Task:
Please give back, exactly as written, only the line containing "What text is on this page?" and every line after it until the data below ends.

Text content records for pages:
----

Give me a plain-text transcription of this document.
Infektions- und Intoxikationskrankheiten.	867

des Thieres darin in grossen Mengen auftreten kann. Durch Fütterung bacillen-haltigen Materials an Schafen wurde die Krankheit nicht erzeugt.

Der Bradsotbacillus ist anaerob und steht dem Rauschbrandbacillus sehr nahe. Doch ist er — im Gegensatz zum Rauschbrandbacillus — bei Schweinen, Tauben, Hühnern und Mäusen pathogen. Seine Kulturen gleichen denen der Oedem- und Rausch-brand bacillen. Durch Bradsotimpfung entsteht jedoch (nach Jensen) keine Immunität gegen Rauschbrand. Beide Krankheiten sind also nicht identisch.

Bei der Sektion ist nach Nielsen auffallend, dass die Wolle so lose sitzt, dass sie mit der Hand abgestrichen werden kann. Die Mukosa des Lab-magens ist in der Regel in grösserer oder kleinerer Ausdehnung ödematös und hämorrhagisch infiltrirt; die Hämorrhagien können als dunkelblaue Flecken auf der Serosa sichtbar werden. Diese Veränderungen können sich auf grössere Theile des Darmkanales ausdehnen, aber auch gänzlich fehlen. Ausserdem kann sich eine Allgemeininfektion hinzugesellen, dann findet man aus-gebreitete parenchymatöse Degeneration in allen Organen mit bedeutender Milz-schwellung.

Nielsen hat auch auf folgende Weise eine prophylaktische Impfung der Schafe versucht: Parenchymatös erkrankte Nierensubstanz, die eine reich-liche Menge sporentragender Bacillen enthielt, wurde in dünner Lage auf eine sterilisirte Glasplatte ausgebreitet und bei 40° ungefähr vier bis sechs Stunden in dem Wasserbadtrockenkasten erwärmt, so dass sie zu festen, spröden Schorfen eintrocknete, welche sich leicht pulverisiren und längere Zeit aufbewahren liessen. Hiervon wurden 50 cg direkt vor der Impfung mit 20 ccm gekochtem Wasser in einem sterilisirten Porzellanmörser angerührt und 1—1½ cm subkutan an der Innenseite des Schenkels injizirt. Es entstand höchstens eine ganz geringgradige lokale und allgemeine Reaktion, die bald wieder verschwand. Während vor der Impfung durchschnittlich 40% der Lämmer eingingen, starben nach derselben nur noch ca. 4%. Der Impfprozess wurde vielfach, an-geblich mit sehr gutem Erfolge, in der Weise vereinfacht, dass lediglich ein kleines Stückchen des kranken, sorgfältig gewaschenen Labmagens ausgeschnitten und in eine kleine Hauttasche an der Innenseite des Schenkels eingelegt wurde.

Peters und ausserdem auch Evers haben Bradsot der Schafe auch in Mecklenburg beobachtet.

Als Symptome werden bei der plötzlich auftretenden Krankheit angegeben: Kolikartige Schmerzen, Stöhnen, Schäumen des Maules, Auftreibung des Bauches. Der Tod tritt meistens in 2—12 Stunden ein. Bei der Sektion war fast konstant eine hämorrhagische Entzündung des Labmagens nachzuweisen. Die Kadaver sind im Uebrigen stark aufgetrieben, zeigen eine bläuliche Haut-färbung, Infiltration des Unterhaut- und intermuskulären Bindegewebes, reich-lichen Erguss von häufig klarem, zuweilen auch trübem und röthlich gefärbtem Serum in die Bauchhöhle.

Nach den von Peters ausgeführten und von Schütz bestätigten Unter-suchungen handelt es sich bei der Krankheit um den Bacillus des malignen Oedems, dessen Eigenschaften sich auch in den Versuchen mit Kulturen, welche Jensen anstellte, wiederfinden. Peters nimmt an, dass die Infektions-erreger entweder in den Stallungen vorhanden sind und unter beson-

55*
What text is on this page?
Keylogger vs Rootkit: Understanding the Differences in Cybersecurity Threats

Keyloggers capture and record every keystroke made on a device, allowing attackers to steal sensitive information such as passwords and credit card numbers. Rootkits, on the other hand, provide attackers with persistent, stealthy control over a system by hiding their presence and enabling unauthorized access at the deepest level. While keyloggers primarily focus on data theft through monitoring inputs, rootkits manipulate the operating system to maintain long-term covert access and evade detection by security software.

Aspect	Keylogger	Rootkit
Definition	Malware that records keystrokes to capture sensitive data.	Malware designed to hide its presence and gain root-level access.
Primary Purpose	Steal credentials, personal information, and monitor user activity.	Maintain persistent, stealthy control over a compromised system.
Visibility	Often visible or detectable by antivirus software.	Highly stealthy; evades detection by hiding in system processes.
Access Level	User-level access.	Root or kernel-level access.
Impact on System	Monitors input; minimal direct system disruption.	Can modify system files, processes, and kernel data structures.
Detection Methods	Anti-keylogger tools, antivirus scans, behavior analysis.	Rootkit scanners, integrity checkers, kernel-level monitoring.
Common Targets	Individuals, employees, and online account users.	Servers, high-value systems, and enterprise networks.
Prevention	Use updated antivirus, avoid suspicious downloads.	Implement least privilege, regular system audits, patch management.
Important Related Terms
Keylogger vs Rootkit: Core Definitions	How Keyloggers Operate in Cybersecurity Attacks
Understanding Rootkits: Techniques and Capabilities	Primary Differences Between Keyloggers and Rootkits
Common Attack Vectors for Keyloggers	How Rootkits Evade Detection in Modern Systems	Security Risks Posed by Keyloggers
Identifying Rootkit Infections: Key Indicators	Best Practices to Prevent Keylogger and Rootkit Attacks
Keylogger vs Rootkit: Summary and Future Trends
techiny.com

----

Task answer:
What text is on this page?
Keylogger vs Rootkit: Understanding the Differences in Cybersecurity Threats

Keyloggers capture and record every keystroke made on a device, allowing attackers to steal sensitive information such as passwords and credit card numbers. Rootkits, on the other hand, provide attackers with persistent, stealthy control over a system by hiding their presence and enabling unauthorized access at the deepest level. While keyloggers primarily focus on data theft through monitoring inputs, rootkits manipulate the operating system to maintain long-term covert access and evade detection by security software.

Aspect	Keylogger	Rootkit
Definition	Malware that records keystrokes to capture sensitive data.	Malware designed to hide its presence and gain root-level access.
Primary Purpose	Steal credentials, personal information, and monitor user activity.	Maintain persistent, stealthy control over a compromised system.
Visibility	Often visible or detectable by antivirus software.	Highly stealthy; evades detection by hiding in system processes.
Access Level	User-level access.	Root or kernel-level access.
Impact on System	Monitors input; minimal direct system disruption.	Can modify system files, processes, and kernel data structures.
Detection Methods	Anti-keylogger tools, antivirus scans, behavior analysis.	Rootkit scanners, integrity checkers, kernel-level monitoring.
Common Targets	Individuals, employees, and online account users.	Servers, high-value systems, and enterprise networks.
Prevention	Use updated antivirus, avoid suspicious downloads.	Implement least privilege, regular system audits, patch management.
Important Related Terms
Keylogger vs Rootkit: Core Definitions	How Keyloggers Operate in Cybersecurity Attacks
Understanding Rootkits: Techniques and Capabilities	Primary Differences Between Keyloggers and Rootkits
Common Attack Vectors for Keyloggers	How Rootkits Evade Detection in Modern Systems	Security Risks Posed by Keyloggers
Identifying Rootkit Infections: Key Indicators	Best Practices to Prevent Keylogger and Rootkit Attacks
Keylogger vs Rootkit: Summary and Future Trends
techiny.com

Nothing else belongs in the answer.